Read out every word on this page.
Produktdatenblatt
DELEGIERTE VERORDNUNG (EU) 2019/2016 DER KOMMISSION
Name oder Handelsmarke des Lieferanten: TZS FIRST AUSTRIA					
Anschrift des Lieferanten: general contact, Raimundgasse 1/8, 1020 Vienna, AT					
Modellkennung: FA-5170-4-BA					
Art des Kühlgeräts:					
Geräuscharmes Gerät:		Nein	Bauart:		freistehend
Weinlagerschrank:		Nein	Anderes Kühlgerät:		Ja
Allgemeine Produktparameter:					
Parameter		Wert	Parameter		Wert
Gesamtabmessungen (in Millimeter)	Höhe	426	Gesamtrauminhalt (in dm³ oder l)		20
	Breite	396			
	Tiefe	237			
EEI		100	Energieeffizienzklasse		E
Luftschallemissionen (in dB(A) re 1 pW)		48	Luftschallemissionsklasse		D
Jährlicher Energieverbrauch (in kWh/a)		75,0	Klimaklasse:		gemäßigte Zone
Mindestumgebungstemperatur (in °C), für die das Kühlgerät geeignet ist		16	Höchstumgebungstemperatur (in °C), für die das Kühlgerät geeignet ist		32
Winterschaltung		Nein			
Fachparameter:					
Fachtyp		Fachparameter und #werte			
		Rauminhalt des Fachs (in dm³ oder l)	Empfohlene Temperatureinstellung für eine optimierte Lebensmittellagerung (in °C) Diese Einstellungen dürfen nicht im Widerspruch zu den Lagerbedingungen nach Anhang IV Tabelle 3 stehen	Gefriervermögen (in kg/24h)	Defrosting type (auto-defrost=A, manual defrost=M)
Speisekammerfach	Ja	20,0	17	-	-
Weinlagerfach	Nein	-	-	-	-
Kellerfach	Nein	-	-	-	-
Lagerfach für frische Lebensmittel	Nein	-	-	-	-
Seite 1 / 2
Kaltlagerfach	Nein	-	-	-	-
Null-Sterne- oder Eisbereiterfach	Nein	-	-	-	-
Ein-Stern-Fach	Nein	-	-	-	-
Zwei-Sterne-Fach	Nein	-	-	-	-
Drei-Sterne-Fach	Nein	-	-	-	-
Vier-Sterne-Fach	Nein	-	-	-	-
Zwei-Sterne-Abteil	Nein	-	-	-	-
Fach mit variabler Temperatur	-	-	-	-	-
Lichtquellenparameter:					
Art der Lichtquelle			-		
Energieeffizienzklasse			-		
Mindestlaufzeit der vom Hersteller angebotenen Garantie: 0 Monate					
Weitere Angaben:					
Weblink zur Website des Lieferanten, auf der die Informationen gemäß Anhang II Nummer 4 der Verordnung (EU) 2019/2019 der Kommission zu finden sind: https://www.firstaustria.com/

● GOAL:
Return the lines above exactly, keeping every word.

● REPLY:
Read out every word on this page.
Produktdatenblatt
DELEGIERTE VERORDNUNG (EU) 2019/2016 DER KOMMISSION
Name oder Handelsmarke des Lieferanten: TZS FIRST AUSTRIA					
Anschrift des Lieferanten: general contact, Raimundgasse 1/8, 1020 Vienna, AT					
Modellkennung: FA-5170-4-BA					
Art des Kühlgeräts:					
Geräuscharmes Gerät:		Nein	Bauart:		freistehend
Weinlagerschrank:		Nein	Anderes Kühlgerät:		Ja
Allgemeine Produktparameter:					
Parameter		Wert	Parameter		Wert
Gesamtabmessungen (in Millimeter)	Höhe	426	Gesamtrauminhalt (in dm³ oder l)		20
	Breite	396			
	Tiefe	237			
EEI		100	Energieeffizienzklasse		E
Luftschallemissionen (in dB(A) re 1 pW)		48	Luftschallemissionsklasse		D
Jährlicher Energieverbrauch (in kWh/a)		75,0	Klimaklasse:		gemäßigte Zone
Mindestumgebungstemperatur (in °C), für die das Kühlgerät geeignet ist		16	Höchstumgebungstemperatur (in °C), für die das Kühlgerät geeignet ist		32
Winterschaltung		Nein			
Fachparameter:					
Fachtyp		Fachparameter und #werte			
		Rauminhalt des Fachs (in dm³ oder l)	Empfohlene Temperatureinstellung für eine optimierte Lebensmittellagerung (in °C) Diese Einstellungen dürfen nicht im Widerspruch zu den Lagerbedingungen nach Anhang IV Tabelle 3 stehen	Gefriervermögen (in kg/24h)	Defrosting type (auto-defrost=A, manual defrost=M)
Speisekammerfach	Ja	20,0	17	-	-
Weinlagerfach	Nein	-	-	-	-
Kellerfach	Nein	-	-	-	-
Lagerfach für frische Lebensmittel	Nein	-	-	-	-
Seite 1 / 2
Kaltlagerfach	Nein	-	-	-	-
Null-Sterne- oder Eisbereiterfach	Nein	-	-	-	-
Ein-Stern-Fach	Nein	-	-	-	-
Zwei-Sterne-Fach	Nein	-	-	-	-
Drei-Sterne-Fach	Nein	-	-	-	-
Vier-Sterne-Fach	Nein	-	-	-	-
Zwei-Sterne-Abteil	Nein	-	-	-	-
Fach mit variabler Temperatur	-	-	-	-	-
Lichtquellenparameter:					
Art der Lichtquelle			-		
Energieeffizienzklasse			-		
Mindestlaufzeit der vom Hersteller angebotenen Garantie: 0 Monate					
Weitere Angaben:					
Weblink zur Website des Lieferanten, auf der die Informationen gemäß Anhang II Nummer 4 der Verordnung (EU) 2019/2019 der Kommission zu finden sind: https://www.firstaustria.com/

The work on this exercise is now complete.